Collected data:

┄┄┄┄┄┄┄┄┄┄

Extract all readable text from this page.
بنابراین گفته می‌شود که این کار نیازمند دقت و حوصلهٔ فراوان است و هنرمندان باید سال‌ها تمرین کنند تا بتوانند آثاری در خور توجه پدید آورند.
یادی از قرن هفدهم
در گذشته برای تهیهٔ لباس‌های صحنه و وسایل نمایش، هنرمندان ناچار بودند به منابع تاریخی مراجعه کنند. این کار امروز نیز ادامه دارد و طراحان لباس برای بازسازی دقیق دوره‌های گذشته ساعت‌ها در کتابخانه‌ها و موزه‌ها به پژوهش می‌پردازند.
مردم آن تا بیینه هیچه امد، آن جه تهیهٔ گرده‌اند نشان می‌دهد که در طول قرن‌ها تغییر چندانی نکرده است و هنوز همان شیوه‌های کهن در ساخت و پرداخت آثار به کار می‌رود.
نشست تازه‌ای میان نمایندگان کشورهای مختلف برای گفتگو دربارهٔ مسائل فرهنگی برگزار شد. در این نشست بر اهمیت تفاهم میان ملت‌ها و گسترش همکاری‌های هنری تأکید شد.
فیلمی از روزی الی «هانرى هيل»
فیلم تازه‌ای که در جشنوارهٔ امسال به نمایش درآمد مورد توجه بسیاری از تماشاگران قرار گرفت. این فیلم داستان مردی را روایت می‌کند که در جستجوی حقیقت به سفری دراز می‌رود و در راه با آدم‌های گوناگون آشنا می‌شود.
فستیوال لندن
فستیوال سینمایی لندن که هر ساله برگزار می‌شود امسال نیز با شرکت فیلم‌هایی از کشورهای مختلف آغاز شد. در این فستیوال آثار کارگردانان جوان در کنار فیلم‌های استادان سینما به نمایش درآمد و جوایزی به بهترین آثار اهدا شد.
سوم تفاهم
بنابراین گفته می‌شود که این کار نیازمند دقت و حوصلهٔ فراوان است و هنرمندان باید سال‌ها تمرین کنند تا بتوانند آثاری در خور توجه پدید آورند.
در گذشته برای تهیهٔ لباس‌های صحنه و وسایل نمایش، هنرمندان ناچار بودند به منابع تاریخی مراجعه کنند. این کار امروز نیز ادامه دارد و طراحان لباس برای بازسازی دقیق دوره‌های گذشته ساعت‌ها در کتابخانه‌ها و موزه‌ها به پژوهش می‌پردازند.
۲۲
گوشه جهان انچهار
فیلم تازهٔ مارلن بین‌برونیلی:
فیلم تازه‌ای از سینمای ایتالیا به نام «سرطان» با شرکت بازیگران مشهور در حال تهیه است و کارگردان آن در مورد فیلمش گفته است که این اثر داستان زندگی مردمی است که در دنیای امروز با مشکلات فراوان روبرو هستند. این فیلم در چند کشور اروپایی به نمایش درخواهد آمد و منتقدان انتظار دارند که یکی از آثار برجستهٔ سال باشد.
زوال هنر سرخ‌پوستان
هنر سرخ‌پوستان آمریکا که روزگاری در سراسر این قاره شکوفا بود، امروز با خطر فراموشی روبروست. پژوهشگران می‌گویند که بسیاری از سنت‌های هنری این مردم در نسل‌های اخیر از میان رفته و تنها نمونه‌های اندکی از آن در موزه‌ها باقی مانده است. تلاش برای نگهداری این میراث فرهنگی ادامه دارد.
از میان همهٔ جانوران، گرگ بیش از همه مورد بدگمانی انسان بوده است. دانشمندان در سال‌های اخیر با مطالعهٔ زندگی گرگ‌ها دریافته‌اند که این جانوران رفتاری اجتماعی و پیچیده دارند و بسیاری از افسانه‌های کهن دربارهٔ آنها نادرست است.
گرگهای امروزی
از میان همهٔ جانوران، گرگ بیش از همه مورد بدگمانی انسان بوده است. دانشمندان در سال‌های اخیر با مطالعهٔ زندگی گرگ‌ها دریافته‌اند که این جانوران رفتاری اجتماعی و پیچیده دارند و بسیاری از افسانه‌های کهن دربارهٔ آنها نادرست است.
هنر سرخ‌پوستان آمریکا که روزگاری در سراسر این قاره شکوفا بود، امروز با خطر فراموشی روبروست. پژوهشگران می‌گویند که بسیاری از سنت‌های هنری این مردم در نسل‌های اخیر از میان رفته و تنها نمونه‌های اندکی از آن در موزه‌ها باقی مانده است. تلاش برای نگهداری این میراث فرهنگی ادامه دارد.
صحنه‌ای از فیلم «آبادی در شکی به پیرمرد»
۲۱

┄┄┄┄┄┄┄┄┄┄

In the entries above, how many lines contain the word "تازه"? Answer with the number only.

Solved exercise: 4